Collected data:
------------------------------------------------
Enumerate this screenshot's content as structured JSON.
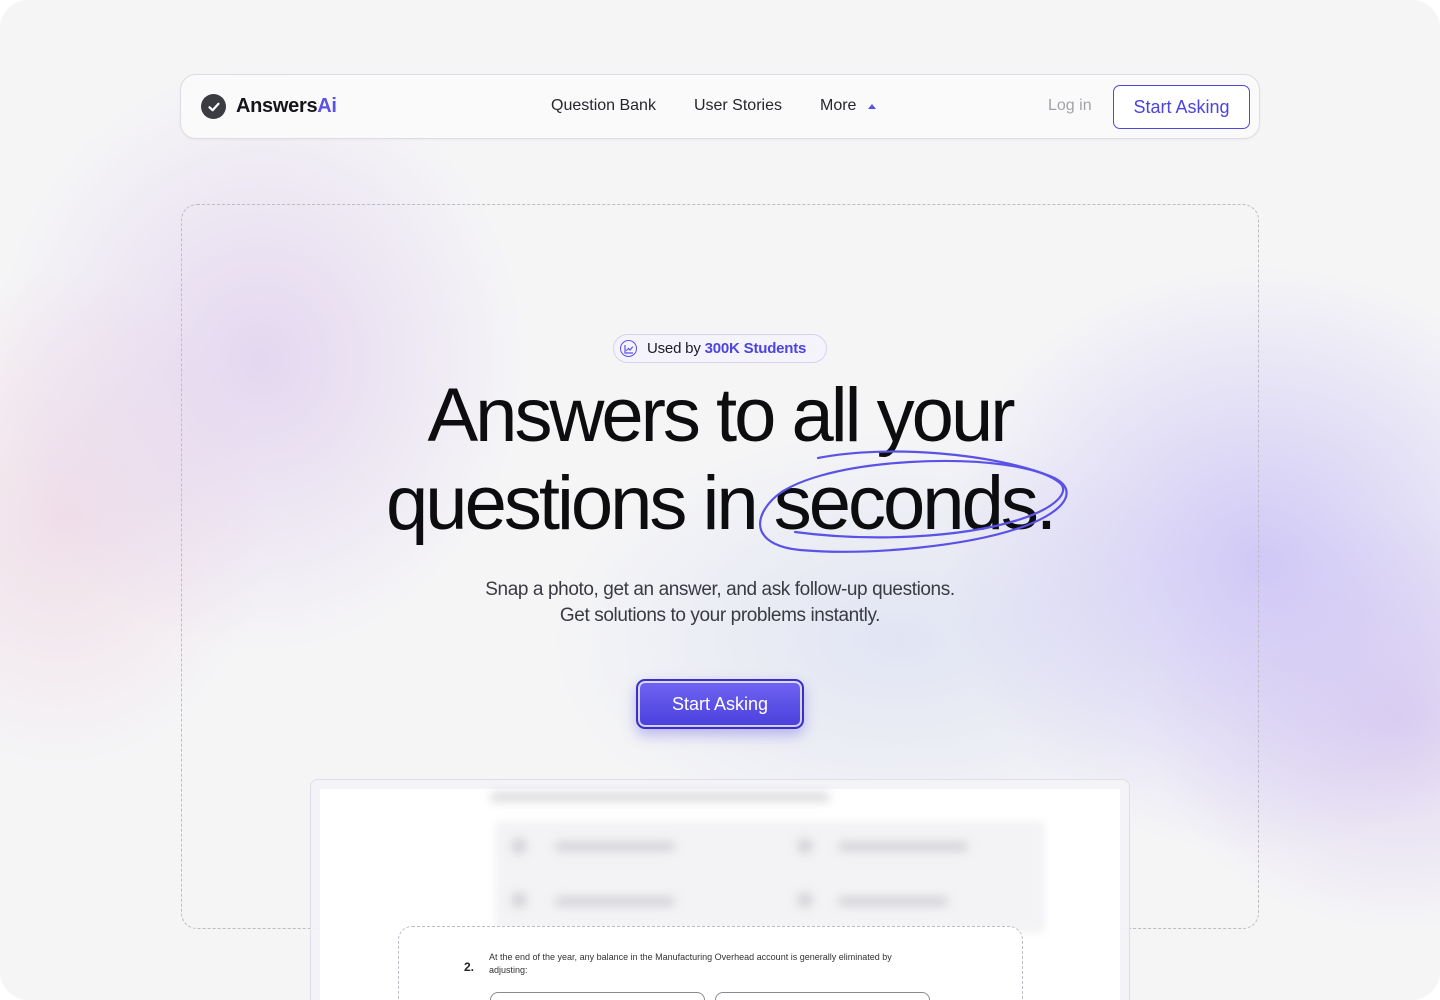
{
  "nav": {
    "brand_main": "Answers",
    "brand_accent": "Ai",
    "links": [
      {
        "label": "Question Bank"
      },
      {
        "label": "User Stories"
      },
      {
        "label": "More"
      }
    ],
    "login_label": "Log in",
    "cta_label": "Start Asking"
  },
  "hero": {
    "badge_prefix": "Used by",
    "badge_highlight": "300K Students",
    "headline_line1": "Answers to all your",
    "headline_line2_start": "questions in ",
    "headline_line2_emph": "seconds.",
    "subtitle": "Snap a photo, get an answer, and ask follow-up questions. Get solutions to your problems instantly.",
    "cta_label": "Start Asking"
  },
  "preview": {
    "question_number": "2.",
    "question_text": "At the end of the year, any balance in the Manufacturing Overhead account is generally eliminated by adjusting:"
  },
  "colors": {
    "accent": "#5a52e6",
    "cta_gradient_top": "#7065f2",
    "cta_gradient_bottom": "#4a3fdc"
  }
}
------------------------------------------------
**DIRECTIONS FOR THIS TASK:** Transcribe all of the entries word for word, but skip any pictures they contain.

**THE ANSWER:**
Enumerate this screenshot's content as structured JSON.
{
  "nav": {
    "brand_main": "Answers",
    "brand_accent": "Ai",
    "links": [
      {
        "label": "Question Bank"
      },
      {
        "label": "User Stories"
      },
      {
        "label": "More"
      }
    ],
    "login_label": "Log in",
    "cta_label": "Start Asking"
  },
  "hero": {
    "badge_prefix": "Used by",
    "badge_highlight": "300K Students",
    "headline_line1": "Answers to all your",
    "headline_line2_start": "questions in ",
    "headline_line2_emph": "seconds.",
    "subtitle": "Snap a photo, get an answer, and ask follow-up questions. Get solutions to your problems instantly.",
    "cta_label": "Start Asking"
  },
  "preview": {
    "question_number": "2.",
    "question_text": "At the end of the year, any balance in the Manufacturing Overhead account is generally eliminated by adjusting:"
  },
  "colors": {
    "accent": "#5a52e6",
    "cta_gradient_top": "#7065f2",
    "cta_gradient_bottom": "#4a3fdc"
  }
}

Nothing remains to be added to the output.